** START OF Data lines **

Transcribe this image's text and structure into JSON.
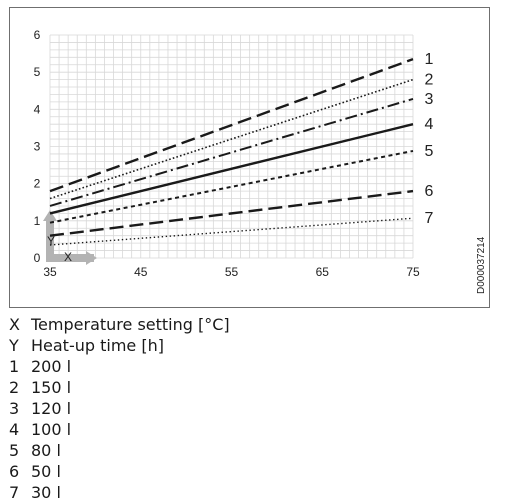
{
  "chart_data": {
    "type": "line",
    "document_code": "D000037214",
    "x_axis_symbol": "X",
    "y_axis_symbol": "Y",
    "xlim": [
      35,
      75
    ],
    "ylim": [
      0,
      6
    ],
    "x_ticks": [
      "35",
      "45",
      "55",
      "65",
      "75"
    ],
    "y_ticks": [
      "0",
      "1",
      "2",
      "3",
      "4",
      "5",
      "6"
    ],
    "grid": true,
    "series": [
      {
        "name": "1",
        "dash": "long-dash",
        "x": [
          35,
          75
        ],
        "y": [
          1.8,
          5.35
        ]
      },
      {
        "name": "2",
        "dash": "dotted",
        "x": [
          35,
          75
        ],
        "y": [
          1.6,
          4.8
        ]
      },
      {
        "name": "3",
        "dash": "dash-dot",
        "x": [
          35,
          75
        ],
        "y": [
          1.4,
          4.28
        ]
      },
      {
        "name": "4",
        "dash": "solid",
        "x": [
          35,
          75
        ],
        "y": [
          1.2,
          3.6
        ]
      },
      {
        "name": "5",
        "dash": "short-dash",
        "x": [
          35,
          75
        ],
        "y": [
          0.95,
          2.88
        ]
      },
      {
        "name": "6",
        "dash": "long-dash",
        "x": [
          35,
          75
        ],
        "y": [
          0.6,
          1.8
        ]
      },
      {
        "name": "7",
        "dash": "fine-dotted",
        "x": [
          35,
          75
        ],
        "y": [
          0.35,
          1.07
        ]
      }
    ]
  },
  "legend": [
    {
      "key": "X",
      "text": "Temperature setting [°C]"
    },
    {
      "key": "Y",
      "text": "Heat-up time [h]"
    },
    {
      "key": "1",
      "text": "200 l"
    },
    {
      "key": "2",
      "text": "150 l"
    },
    {
      "key": "3",
      "text": "120 l"
    },
    {
      "key": "4",
      "text": "100 l"
    },
    {
      "key": "5",
      "text": "80 l"
    },
    {
      "key": "6",
      "text": "50 l"
    },
    {
      "key": "7",
      "text": "30 l"
    }
  ],
  "colors": {
    "line": "#1a1a1a",
    "grid": "#d8d8d8",
    "axis_marker": "#b3b3b3"
  }
}
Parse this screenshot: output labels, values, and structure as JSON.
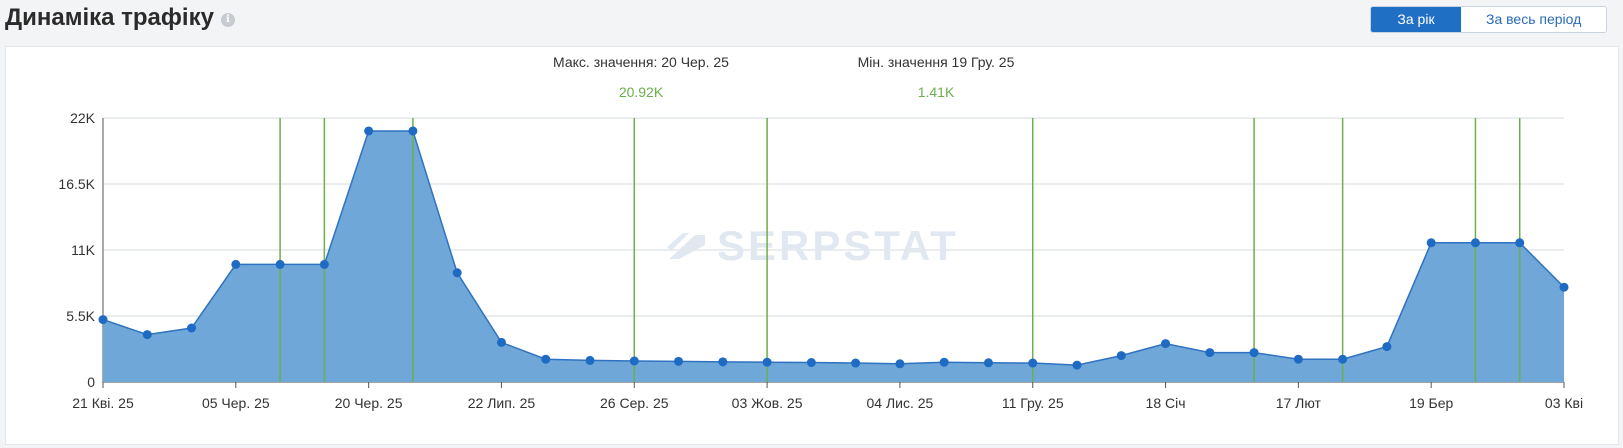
{
  "header": {
    "title": "Динаміка трафіку",
    "info_icon": "info-icon"
  },
  "toggle": {
    "year_label": "За рік",
    "all_label": "За весь період"
  },
  "stats": {
    "max_label": "Макс. значення: 20 Чер. 25",
    "max_value": "20.92K",
    "min_label": "Мін. значення 19 Гру. 25",
    "min_value": "1.41K"
  },
  "watermark": "SERPSTAT",
  "chart_data": {
    "type": "area",
    "ylim": [
      0,
      22000
    ],
    "yticks": [
      0,
      5500,
      11000,
      16500,
      22000
    ],
    "ytick_labels": [
      "0",
      "5.5K",
      "11K",
      "16.5K",
      "22K"
    ],
    "xtick_labels": [
      {
        "i": 0,
        "label": "21 Кві. 25"
      },
      {
        "i": 3,
        "label": "05 Чер. 25"
      },
      {
        "i": 6,
        "label": "20 Чер. 25"
      },
      {
        "i": 9,
        "label": "22 Лип. 25"
      },
      {
        "i": 12,
        "label": "26 Сер. 25"
      },
      {
        "i": 15,
        "label": "03 Жов. 25"
      },
      {
        "i": 18,
        "label": "04 Лис. 25"
      },
      {
        "i": 21,
        "label": "11 Гру. 25"
      },
      {
        "i": 24,
        "label": "18 Січ"
      },
      {
        "i": 27,
        "label": "17 Лют"
      },
      {
        "i": 30,
        "label": "19 Бер"
      },
      {
        "i": 33,
        "label": "03 Кві"
      }
    ],
    "values": [
      5200,
      3950,
      4500,
      9800,
      9800,
      9800,
      20920,
      20920,
      9100,
      3300,
      1900,
      1800,
      1750,
      1720,
      1680,
      1650,
      1620,
      1580,
      1520,
      1650,
      1600,
      1580,
      1410,
      2200,
      3200,
      2450,
      2450,
      1900,
      1900,
      2950,
      11600,
      11600,
      11600,
      7900
    ],
    "markers": [
      4,
      5,
      7,
      12,
      15,
      21,
      26,
      28,
      31,
      32
    ],
    "colors": {
      "fill": "#6fa7d9",
      "line": "#2f72c0",
      "point": "#1f6ac2",
      "grid": "#e4e7eb",
      "marker": "#6ab04c"
    }
  }
}
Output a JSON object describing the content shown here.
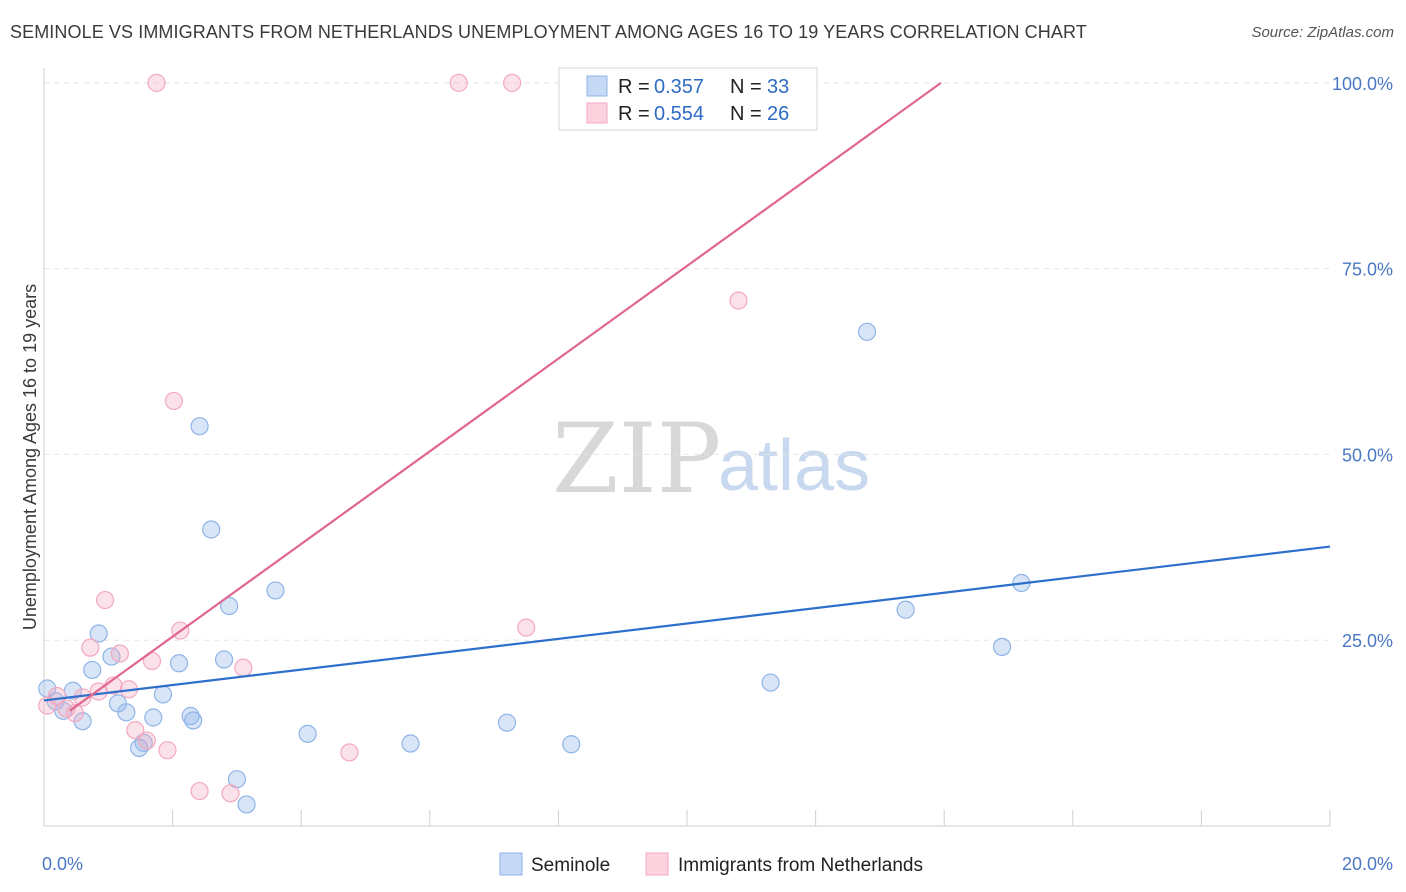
{
  "title": "SEMINOLE VS IMMIGRANTS FROM NETHERLANDS UNEMPLOYMENT AMONG AGES 16 TO 19 YEARS CORRELATION CHART",
  "source": "Source: ZipAtlas.com",
  "watermark": {
    "zip": "ZIP",
    "atlas": "atlas"
  },
  "chart_data": {
    "type": "scatter",
    "xlabel": "",
    "ylabel": "Unemployment Among Ages 16 to 19 years",
    "xlim": [
      0,
      20
    ],
    "ylim": [
      0,
      102
    ],
    "x_tick_labels": [
      "0.0%",
      "20.0%"
    ],
    "y_ticks": [
      25,
      50,
      75,
      100
    ],
    "y_tick_labels": [
      "25.0%",
      "50.0%",
      "75.0%",
      "100.0%"
    ],
    "grid": true,
    "legend": {
      "placement": "top-center",
      "entries": [
        {
          "r_label": "R = ",
          "r_value": "0.357",
          "n_label": "N = ",
          "n_value": "33"
        },
        {
          "r_label": "R = ",
          "r_value": "0.554",
          "n_label": "N = ",
          "n_value": "26"
        }
      ]
    },
    "series": [
      {
        "name": "Seminole",
        "color": "#8fb4e8",
        "line_color": "#2f6fcc",
        "trend": {
          "x": [
            0,
            20
          ],
          "y": [
            16.9,
            37.6
          ]
        },
        "points": [
          {
            "x": 0.05,
            "y": 18.5
          },
          {
            "x": 0.18,
            "y": 16.8
          },
          {
            "x": 0.3,
            "y": 15.5
          },
          {
            "x": 0.45,
            "y": 18.2
          },
          {
            "x": 0.6,
            "y": 14.1
          },
          {
            "x": 0.75,
            "y": 21.0
          },
          {
            "x": 0.85,
            "y": 25.9
          },
          {
            "x": 1.05,
            "y": 22.8
          },
          {
            "x": 1.15,
            "y": 16.5
          },
          {
            "x": 1.28,
            "y": 15.3
          },
          {
            "x": 1.48,
            "y": 10.5
          },
          {
            "x": 1.55,
            "y": 11.2
          },
          {
            "x": 1.7,
            "y": 14.6
          },
          {
            "x": 1.85,
            "y": 17.7
          },
          {
            "x": 2.1,
            "y": 21.9
          },
          {
            "x": 2.28,
            "y": 14.8
          },
          {
            "x": 2.32,
            "y": 14.2
          },
          {
            "x": 2.42,
            "y": 53.8
          },
          {
            "x": 2.6,
            "y": 39.9
          },
          {
            "x": 2.8,
            "y": 22.4
          },
          {
            "x": 2.88,
            "y": 29.6
          },
          {
            "x": 3.0,
            "y": 6.3
          },
          {
            "x": 3.15,
            "y": 2.9
          },
          {
            "x": 3.6,
            "y": 31.7
          },
          {
            "x": 4.1,
            "y": 12.4
          },
          {
            "x": 5.7,
            "y": 11.1
          },
          {
            "x": 7.2,
            "y": 13.9
          },
          {
            "x": 8.2,
            "y": 11.0
          },
          {
            "x": 11.3,
            "y": 19.3
          },
          {
            "x": 12.8,
            "y": 66.5
          },
          {
            "x": 13.4,
            "y": 29.1
          },
          {
            "x": 14.9,
            "y": 24.1
          },
          {
            "x": 15.2,
            "y": 32.7
          }
        ]
      },
      {
        "name": "Immigrants from Netherlands",
        "color": "#f4a9c0",
        "line_color": "#e0668e",
        "trend": {
          "x": [
            0.4,
            13.95
          ],
          "y": [
            15.5,
            100
          ]
        },
        "points": [
          {
            "x": 0.05,
            "y": 16.2
          },
          {
            "x": 0.2,
            "y": 17.5
          },
          {
            "x": 0.35,
            "y": 15.8
          },
          {
            "x": 0.48,
            "y": 15.2
          },
          {
            "x": 0.6,
            "y": 17.3
          },
          {
            "x": 0.72,
            "y": 24.0
          },
          {
            "x": 0.85,
            "y": 18.1
          },
          {
            "x": 0.95,
            "y": 30.4
          },
          {
            "x": 1.08,
            "y": 18.9
          },
          {
            "x": 1.18,
            "y": 23.2
          },
          {
            "x": 1.32,
            "y": 18.4
          },
          {
            "x": 1.42,
            "y": 12.9
          },
          {
            "x": 1.6,
            "y": 11.5
          },
          {
            "x": 1.68,
            "y": 22.2
          },
          {
            "x": 1.75,
            "y": 100
          },
          {
            "x": 1.92,
            "y": 10.2
          },
          {
            "x": 2.02,
            "y": 57.2
          },
          {
            "x": 2.12,
            "y": 26.3
          },
          {
            "x": 2.42,
            "y": 4.7
          },
          {
            "x": 2.9,
            "y": 4.4
          },
          {
            "x": 3.1,
            "y": 21.3
          },
          {
            "x": 4.75,
            "y": 9.9
          },
          {
            "x": 6.45,
            "y": 100
          },
          {
            "x": 7.28,
            "y": 100
          },
          {
            "x": 7.5,
            "y": 26.7
          },
          {
            "x": 10.8,
            "y": 70.7
          }
        ]
      }
    ]
  }
}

** END OF Data lines **

* **Task objective**
From the listing above, copy all lines holding the word "text".

* **Exercise result**
Transcribe this image's text and structure into JSON.
      "text": "Temperature setting [°C]"
      "text": "Heat-up time [h]"
      "text": "200 l"
      "text": "150 l"
      "text": "120 l"
      "text": "100 l"
      "text": "80 l"
      "text": "50 l"
      "text": "30 l"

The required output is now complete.